GIVEN TEXT section start
Population (2026-01-01)
- • Total: 2,159
- • Density: 95.40/km^{2} (247.1/sq mi)
- Time zone: UTC+1 (CET)
- • Summer (DST): UTC+2 (CEST)
- Postal code: 756 41
- Website: www.obec-lesna.cz

= Lešná =

Lešná is a municipality and village in Vsetín District in the Zlín Region of the Czech Republic. It has about 2,100 inhabitants.

==Administrative division==
Lešná consists of seven municipal parts (in brackets population according to the 2021 census):

- Lešná (719)
- Jasenice (394)
- Lhotka nad Bečvou (214)
- Mštěnovice (143)
- Perná (254)
- Příluky (113)
- Vysoká (170)

==Geography==
Lešná is located about 9 km southwest of Nový Jičín and 20 km north of Vsetín. It lies in the Moravian-Silesian Foothills. The highest point is at 466 m above sea level. The municipality is situated on the right bank of the Bečva River.
GIVEN TEXT section end
DATASET CONTENT section start
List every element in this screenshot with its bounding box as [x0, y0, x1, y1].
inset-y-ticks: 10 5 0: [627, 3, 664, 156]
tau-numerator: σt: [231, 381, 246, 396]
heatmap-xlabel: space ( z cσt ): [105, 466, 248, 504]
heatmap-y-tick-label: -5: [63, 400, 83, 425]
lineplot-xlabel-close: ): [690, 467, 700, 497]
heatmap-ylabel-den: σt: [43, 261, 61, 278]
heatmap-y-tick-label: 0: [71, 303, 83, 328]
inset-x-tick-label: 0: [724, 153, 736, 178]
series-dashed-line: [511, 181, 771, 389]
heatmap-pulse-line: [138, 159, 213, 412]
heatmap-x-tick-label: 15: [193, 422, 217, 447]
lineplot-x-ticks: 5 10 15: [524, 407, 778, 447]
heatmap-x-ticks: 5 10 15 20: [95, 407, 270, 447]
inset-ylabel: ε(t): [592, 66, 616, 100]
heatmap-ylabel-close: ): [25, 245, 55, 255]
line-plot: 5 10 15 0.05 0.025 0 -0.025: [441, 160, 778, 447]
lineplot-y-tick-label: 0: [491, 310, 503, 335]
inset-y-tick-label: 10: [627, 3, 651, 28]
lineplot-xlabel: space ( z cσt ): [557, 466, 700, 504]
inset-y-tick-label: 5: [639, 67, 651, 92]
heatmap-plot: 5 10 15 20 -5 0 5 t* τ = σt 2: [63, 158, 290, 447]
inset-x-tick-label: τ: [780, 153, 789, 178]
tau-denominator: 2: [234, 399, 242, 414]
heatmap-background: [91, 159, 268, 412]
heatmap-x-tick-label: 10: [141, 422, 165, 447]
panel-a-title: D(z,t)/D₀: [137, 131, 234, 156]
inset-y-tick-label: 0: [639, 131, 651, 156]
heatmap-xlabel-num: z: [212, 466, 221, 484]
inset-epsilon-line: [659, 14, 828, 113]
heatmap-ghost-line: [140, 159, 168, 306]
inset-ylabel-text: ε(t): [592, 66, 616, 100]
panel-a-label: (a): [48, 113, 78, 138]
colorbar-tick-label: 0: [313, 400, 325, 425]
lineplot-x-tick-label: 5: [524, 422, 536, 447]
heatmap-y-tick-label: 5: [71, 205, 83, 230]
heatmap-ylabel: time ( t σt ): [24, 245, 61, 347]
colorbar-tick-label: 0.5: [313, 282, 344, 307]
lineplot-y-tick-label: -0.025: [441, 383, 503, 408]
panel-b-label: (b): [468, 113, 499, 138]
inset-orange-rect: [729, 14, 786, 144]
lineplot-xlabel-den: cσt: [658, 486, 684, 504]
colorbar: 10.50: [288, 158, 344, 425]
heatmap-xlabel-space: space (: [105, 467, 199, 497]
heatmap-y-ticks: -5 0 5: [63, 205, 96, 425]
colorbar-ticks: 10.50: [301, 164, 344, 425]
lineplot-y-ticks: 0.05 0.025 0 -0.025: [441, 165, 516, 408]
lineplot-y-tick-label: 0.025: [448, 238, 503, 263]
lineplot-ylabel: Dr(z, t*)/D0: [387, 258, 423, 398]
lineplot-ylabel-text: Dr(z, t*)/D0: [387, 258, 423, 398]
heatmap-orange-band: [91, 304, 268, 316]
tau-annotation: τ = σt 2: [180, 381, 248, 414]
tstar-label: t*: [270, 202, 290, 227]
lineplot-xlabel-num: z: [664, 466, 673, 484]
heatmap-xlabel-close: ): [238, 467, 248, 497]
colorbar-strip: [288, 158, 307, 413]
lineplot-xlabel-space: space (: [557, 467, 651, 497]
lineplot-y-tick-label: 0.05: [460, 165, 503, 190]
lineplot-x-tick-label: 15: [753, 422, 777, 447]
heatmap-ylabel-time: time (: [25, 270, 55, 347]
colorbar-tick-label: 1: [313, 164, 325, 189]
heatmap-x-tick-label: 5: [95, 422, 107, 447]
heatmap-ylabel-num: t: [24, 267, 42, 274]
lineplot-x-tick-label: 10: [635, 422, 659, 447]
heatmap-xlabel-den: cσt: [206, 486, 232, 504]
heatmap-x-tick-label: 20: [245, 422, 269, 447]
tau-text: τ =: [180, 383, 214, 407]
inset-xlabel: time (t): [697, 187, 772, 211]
DATASET CONTENT section end
■ **WORK TASK A**: In the text about Lešná, how high above sea level is the municipality's highest point?
■ **WORK TASK B**: Continue the text about Lešná from the point where it ends.

■ **YOUR RESPONSE A**: 466 m above sea level.

■ **YOUR RESPONSE B**:
==History==
The first written mention of Lešná is from 1355. From 1481 to 1628, it was owned by the Pražma family. In 1621, the army of King Ferdinand II burned Lešná in retaliation for Beneš Pražma's resistance against the king. In 1628–1641, Lešná was a property of Martin Půhončí of Předností, who took care of the restoration of the destroyed estate. He had rebuilt the local fortress into a Renaissance castle and had rebuilt the church. In the following centuries, the owners of the estate often changed. The last owners before the establishment of an independent municipality were the Kinsky family (1887–1945).

==Transport==
The I/35 road (part of the European route E442), which connects the D1 motorway with Valašské Meziříčí and the Czech-Slovak border, runs through the municipality.

The village of Lhotka nad Bečvou is located on the railway line Olomouc–Vsetín.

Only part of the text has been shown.